→ **Task goal**:
Quote the listing word for word, from its first line through the line containing "tweet-time[interactable]: 3:38 PM: [33, 431, 134, 461]".

•••••

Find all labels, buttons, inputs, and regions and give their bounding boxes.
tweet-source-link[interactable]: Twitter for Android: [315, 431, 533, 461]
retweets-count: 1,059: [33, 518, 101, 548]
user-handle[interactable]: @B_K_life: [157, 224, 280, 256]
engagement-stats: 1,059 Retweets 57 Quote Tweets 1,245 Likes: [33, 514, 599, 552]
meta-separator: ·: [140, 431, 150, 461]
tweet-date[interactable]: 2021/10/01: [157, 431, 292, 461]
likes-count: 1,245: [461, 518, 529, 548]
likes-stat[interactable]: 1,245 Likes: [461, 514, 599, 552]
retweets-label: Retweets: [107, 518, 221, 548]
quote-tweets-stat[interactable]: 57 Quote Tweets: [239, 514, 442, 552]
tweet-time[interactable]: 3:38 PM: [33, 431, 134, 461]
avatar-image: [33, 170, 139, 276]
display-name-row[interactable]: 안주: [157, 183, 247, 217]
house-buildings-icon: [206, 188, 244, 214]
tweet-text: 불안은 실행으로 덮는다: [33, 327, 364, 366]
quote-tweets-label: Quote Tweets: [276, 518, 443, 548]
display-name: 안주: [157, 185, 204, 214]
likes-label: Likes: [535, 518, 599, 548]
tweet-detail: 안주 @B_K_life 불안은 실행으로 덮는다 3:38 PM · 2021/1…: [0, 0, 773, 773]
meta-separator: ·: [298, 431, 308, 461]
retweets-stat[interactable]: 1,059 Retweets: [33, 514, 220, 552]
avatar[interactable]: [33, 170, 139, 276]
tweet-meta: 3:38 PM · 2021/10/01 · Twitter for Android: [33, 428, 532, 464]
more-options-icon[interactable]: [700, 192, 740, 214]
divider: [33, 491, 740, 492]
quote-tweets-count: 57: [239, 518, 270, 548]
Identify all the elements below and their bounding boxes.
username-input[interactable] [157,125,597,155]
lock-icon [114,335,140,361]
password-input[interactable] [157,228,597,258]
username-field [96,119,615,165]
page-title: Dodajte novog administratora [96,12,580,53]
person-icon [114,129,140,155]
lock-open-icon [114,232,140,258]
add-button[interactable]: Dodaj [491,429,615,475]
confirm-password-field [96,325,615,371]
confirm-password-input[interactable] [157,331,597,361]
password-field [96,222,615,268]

•••••

→ **Answer for this exercise**:
Find all labels, buttons, inputs, and regions and give their bounding boxes.
tweet-source-link[interactable]: Twitter for Android: [315, 431, 533, 461]
retweets-count: 1,059: [33, 518, 101, 548]
user-handle[interactable]: @B_K_life: [157, 224, 280, 256]
engagement-stats: 1,059 Retweets 57 Quote Tweets 1,245 Likes: [33, 514, 599, 552]
meta-separator: ·: [140, 431, 150, 461]
tweet-date[interactable]: 2021/10/01: [157, 431, 292, 461]
likes-count: 1,245: [461, 518, 529, 548]
likes-stat[interactable]: 1,245 Likes: [461, 514, 599, 552]
retweets-label: Retweets: [107, 518, 221, 548]
quote-tweets-stat[interactable]: 57 Quote Tweets: [239, 514, 442, 552]
tweet-time[interactable]: 3:38 PM: [33, 431, 134, 461]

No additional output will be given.